What the task requires - What follows is a listing to be transcribed exactly.

Collection entries -
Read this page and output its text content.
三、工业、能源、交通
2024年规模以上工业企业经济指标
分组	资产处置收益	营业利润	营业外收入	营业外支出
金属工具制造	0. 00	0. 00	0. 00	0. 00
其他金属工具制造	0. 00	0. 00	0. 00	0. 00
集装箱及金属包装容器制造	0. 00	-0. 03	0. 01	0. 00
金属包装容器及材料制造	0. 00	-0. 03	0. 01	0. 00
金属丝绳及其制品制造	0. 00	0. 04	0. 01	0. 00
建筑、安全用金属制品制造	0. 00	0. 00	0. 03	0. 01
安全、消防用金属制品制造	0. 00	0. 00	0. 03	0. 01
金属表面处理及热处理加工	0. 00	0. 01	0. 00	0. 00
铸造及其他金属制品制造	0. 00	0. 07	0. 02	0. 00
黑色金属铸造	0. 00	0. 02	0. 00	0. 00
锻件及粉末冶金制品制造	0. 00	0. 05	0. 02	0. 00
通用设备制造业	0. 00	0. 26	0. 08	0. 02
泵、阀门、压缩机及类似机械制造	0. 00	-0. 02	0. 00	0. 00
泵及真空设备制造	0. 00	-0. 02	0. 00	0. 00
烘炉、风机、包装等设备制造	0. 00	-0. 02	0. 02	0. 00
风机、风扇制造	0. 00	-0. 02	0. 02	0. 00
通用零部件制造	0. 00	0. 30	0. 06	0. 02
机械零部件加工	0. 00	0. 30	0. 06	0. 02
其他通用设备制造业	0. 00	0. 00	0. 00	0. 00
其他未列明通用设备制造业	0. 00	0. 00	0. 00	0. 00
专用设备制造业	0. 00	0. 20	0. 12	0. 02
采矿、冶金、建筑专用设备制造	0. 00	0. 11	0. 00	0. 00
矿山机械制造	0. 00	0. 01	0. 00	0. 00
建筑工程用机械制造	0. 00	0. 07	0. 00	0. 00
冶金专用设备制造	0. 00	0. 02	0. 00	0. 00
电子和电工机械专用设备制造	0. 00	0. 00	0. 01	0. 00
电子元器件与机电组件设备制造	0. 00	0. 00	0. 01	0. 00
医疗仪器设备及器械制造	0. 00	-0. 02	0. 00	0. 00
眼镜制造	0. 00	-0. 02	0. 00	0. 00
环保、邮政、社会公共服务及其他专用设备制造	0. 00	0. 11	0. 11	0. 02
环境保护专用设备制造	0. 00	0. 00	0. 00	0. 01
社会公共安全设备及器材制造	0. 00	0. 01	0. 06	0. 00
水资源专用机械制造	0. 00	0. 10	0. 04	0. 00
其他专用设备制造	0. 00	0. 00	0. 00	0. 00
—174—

Worked solution -
Read this page and output its text content.
三、工业、能源、交通
2024年规模以上工业企业经济指标
分组	资产处置收益	营业利润	营业外收入	营业外支出
金属工具制造	0. 00	0. 00	0. 00	0. 00
其他金属工具制造	0. 00	0. 00	0. 00	0. 00
集装箱及金属包装容器制造	0. 00	-0. 03	0. 01	0. 00
金属包装容器及材料制造	0. 00	-0. 03	0. 01	0. 00
金属丝绳及其制品制造	0. 00	0. 04	0. 01	0. 00
建筑、安全用金属制品制造	0. 00	0. 00	0. 03	0. 01
安全、消防用金属制品制造	0. 00	0. 00	0. 03	0. 01
金属表面处理及热处理加工	0. 00	0. 01	0. 00	0. 00
铸造及其他金属制品制造	0. 00	0. 07	0. 02	0. 00
黑色金属铸造	0. 00	0. 02	0. 00	0. 00
锻件及粉末冶金制品制造	0. 00	0. 05	0. 02	0. 00
通用设备制造业	0. 00	0. 26	0. 08	0. 02
泵、阀门、压缩机及类似机械制造	0. 00	-0. 02	0. 00	0. 00
泵及真空设备制造	0. 00	-0. 02	0. 00	0. 00
烘炉、风机、包装等设备制造	0. 00	-0. 02	0. 02	0. 00
风机、风扇制造	0. 00	-0. 02	0. 02	0. 00
通用零部件制造	0. 00	0. 30	0. 06	0. 02
机械零部件加工	0. 00	0. 30	0. 06	0. 02
其他通用设备制造业	0. 00	0. 00	0. 00	0. 00
其他未列明通用设备制造业	0. 00	0. 00	0. 00	0. 00
专用设备制造业	0. 00	0. 20	0. 12	0. 02
采矿、冶金、建筑专用设备制造	0. 00	0. 11	0. 00	0. 00
矿山机械制造	0. 00	0. 01	0. 00	0. 00
建筑工程用机械制造	0. 00	0. 07	0. 00	0. 00
冶金专用设备制造	0. 00	0. 02	0. 00	0. 00
电子和电工机械专用设备制造	0. 00	0. 00	0. 01	0. 00
电子元器件与机电组件设备制造	0. 00	0. 00	0. 01	0. 00
医疗仪器设备及器械制造	0. 00	-0. 02	0. 00	0. 00
眼镜制造	0. 00	-0. 02	0. 00	0. 00
环保、邮政、社会公共服务及其他专用设备制造	0. 00	0. 11	0. 11	0. 02
环境保护专用设备制造	0. 00	0. 00	0. 00	0. 01
社会公共安全设备及器材制造	0. 00	0. 01	0. 06	0. 00
水资源专用机械制造	0. 00	0. 10	0. 04	0. 00
其他专用设备制造	0. 00	0. 00	0. 00	0. 00
—174—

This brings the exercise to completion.